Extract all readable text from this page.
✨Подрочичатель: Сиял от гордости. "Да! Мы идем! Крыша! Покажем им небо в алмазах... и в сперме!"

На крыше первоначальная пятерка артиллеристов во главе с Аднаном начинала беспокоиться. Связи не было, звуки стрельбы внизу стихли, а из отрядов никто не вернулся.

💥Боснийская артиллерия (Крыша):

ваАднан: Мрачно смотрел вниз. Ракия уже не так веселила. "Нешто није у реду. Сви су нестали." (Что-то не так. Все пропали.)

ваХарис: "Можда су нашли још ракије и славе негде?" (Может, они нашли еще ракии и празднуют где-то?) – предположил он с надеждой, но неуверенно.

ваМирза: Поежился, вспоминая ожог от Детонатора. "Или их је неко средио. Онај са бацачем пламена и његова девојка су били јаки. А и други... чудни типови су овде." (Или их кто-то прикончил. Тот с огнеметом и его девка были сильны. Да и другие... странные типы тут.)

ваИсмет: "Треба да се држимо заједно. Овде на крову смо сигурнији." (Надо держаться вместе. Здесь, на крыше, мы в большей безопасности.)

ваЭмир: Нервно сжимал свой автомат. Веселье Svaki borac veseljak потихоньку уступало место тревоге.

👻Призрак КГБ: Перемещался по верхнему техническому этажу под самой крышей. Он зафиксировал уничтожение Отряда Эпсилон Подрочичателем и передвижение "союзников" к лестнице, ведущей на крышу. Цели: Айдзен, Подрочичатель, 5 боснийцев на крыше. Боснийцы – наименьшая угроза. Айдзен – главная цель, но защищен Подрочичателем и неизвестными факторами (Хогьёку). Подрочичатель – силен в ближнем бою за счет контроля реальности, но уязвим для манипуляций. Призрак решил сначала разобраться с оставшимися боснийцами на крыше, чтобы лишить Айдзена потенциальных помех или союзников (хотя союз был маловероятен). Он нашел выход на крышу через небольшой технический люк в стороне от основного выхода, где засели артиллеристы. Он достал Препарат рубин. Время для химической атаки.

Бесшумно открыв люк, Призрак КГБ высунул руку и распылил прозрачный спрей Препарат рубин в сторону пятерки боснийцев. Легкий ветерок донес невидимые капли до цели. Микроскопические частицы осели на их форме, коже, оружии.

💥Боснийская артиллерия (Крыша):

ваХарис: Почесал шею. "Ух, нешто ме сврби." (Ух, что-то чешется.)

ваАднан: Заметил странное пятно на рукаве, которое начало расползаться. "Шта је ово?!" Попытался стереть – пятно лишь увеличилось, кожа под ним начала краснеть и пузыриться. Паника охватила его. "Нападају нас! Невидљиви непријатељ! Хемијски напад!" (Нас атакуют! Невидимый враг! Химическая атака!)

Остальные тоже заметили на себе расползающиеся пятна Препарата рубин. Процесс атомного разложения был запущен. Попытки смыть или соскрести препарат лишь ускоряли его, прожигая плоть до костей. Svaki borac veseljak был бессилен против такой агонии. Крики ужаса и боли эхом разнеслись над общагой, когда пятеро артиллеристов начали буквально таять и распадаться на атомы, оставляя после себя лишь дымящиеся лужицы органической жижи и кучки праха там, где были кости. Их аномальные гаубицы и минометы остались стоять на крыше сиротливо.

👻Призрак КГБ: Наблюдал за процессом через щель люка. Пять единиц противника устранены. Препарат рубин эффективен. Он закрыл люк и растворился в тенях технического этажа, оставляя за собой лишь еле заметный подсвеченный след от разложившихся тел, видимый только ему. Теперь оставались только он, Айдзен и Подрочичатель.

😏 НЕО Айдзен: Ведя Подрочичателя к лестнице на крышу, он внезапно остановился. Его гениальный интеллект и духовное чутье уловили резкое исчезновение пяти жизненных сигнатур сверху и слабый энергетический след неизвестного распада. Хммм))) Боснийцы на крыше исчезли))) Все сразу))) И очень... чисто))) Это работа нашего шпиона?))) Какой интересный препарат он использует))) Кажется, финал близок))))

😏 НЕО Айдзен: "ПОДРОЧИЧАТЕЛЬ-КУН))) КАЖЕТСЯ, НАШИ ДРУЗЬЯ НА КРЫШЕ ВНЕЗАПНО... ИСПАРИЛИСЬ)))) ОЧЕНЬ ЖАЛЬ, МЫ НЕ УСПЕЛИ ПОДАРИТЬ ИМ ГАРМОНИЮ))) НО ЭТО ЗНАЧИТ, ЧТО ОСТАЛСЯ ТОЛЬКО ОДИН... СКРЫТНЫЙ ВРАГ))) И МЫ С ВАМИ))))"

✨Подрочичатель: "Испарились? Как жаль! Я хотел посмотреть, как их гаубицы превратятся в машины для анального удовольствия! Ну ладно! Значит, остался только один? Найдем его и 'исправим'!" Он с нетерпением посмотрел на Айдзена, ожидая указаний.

· · · ·

Goal> Make a verbatim copy of every entry shown above.

Correct response>
Extract all readable text from this page.
✨Подрочичатель: Сиял от гордости. "Да! Мы идем! Крыша! Покажем им небо в алмазах... и в сперме!"

На крыше первоначальная пятерка артиллеристов во главе с Аднаном начинала беспокоиться. Связи не было, звуки стрельбы внизу стихли, а из отрядов никто не вернулся.

💥Боснийская артиллерия (Крыша):

ваАднан: Мрачно смотрел вниз. Ракия уже не так веселила. "Нешто није у реду. Сви су нестали." (Что-то не так. Все пропали.)

ваХарис: "Можда су нашли још ракије и славе негде?" (Может, они нашли еще ракии и празднуют где-то?) – предположил он с надеждой, но неуверенно.

ваМирза: Поежился, вспоминая ожог от Детонатора. "Или их је неко средио. Онај са бацачем пламена и његова девојка су били јаки. А и други... чудни типови су овде." (Или их кто-то прикончил. Тот с огнеметом и его девка были сильны. Да и другие... странные типы тут.)

ваИсмет: "Треба да се држимо заједно. Овде на крову смо сигурнији." (Надо держаться вместе. Здесь, на крыше, мы в большей безопасности.)

ваЭмир: Нервно сжимал свой автомат. Веселье Svaki borac veseljak потихоньку уступало место тревоге.

👻Призрак КГБ: Перемещался по верхнему техническому этажу под самой крышей. Он зафиксировал уничтожение Отряда Эпсилон Подрочичателем и передвижение "союзников" к лестнице, ведущей на крышу. Цели: Айдзен, Подрочичатель, 5 боснийцев на крыше. Боснийцы – наименьшая угроза. Айдзен – главная цель, но защищен Подрочичателем и неизвестными факторами (Хогьёку). Подрочичатель – силен в ближнем бою за счет контроля реальности, но уязвим для манипуляций. Призрак решил сначала разобраться с оставшимися боснийцами на крыше, чтобы лишить Айдзена потенциальных помех или союзников (хотя союз был маловероятен). Он нашел выход на крышу через небольшой технический люк в стороне от основного выхода, где засели артиллеристы. Он достал Препарат рубин. Время для химической атаки.

Бесшумно открыв люк, Призрак КГБ высунул руку и распылил прозрачный спрей Препарат рубин в сторону пятерки боснийцев. Легкий ветерок донес невидимые капли до цели. Микроскопические частицы осели на их форме, коже, оружии.

💥Боснийская артиллерия (Крыша):

ваХарис: Почесал шею. "Ух, нешто ме сврби." (Ух, что-то чешется.)

ваАднан: Заметил странное пятно на рукаве, которое начало расползаться. "Шта је ово?!" Попытался стереть – пятно лишь увеличилось, кожа под ним начала краснеть и пузыриться. Паника охватила его. "Нападају нас! Невидљиви непријатељ! Хемијски напад!" (Нас атакуют! Невидимый враг! Химическая атака!)

Остальные тоже заметили на себе расползающиеся пятна Препарата рубин. Процесс атомного разложения был запущен. Попытки смыть или соскрести препарат лишь ускоряли его, прожигая плоть до костей. Svaki borac veseljak был бессилен против такой агонии. Крики ужаса и боли эхом разнеслись над общагой, когда пятеро артиллеристов начали буквально таять и распадаться на атомы, оставляя после себя лишь дымящиеся лужицы органической жижи и кучки праха там, где были кости. Их аномальные гаубицы и минометы остались стоять на крыше сиротливо.

👻Призрак КГБ: Наблюдал за процессом через щель люка. Пять единиц противника устранены. Препарат рубин эффективен. Он закрыл люк и растворился в тенях технического этажа, оставляя за собой лишь еле заметный подсвеченный след от разложившихся тел, видимый только ему. Теперь оставались только он, Айдзен и Подрочичатель.

😏 НЕО Айдзен: Ведя Подрочичателя к лестнице на крышу, он внезапно остановился. Его гениальный интеллект и духовное чутье уловили резкое исчезновение пяти жизненных сигнатур сверху и слабый энергетический след неизвестного распада. Хммм))) Боснийцы на крыше исчезли))) Все сразу))) И очень... чисто))) Это работа нашего шпиона?))) Какой интересный препарат он использует))) Кажется, финал близок))))

😏 НЕО Айдзен: "ПОДРОЧИЧАТЕЛЬ-КУН))) КАЖЕТСЯ, НАШИ ДРУЗЬЯ НА КРЫШЕ ВНЕЗАПНО... ИСПАРИЛИСЬ)))) ОЧЕНЬ ЖАЛЬ, МЫ НЕ УСПЕЛИ ПОДАРИТЬ ИМ ГАРМОНИЮ))) НО ЭТО ЗНАЧИТ, ЧТО ОСТАЛСЯ ТОЛЬКО ОДИН... СКРЫТНЫЙ ВРАГ))) И МЫ С ВАМИ))))"

✨Подрочичатель: "Испарились? Как жаль! Я хотел посмотреть, как их гаубицы превратятся в машины для анального удовольствия! Ну ладно! Значит, остался только один? Найдем его и 'исправим'!" Он с нетерпением посмотрел на Айдзена, ожидая указаний.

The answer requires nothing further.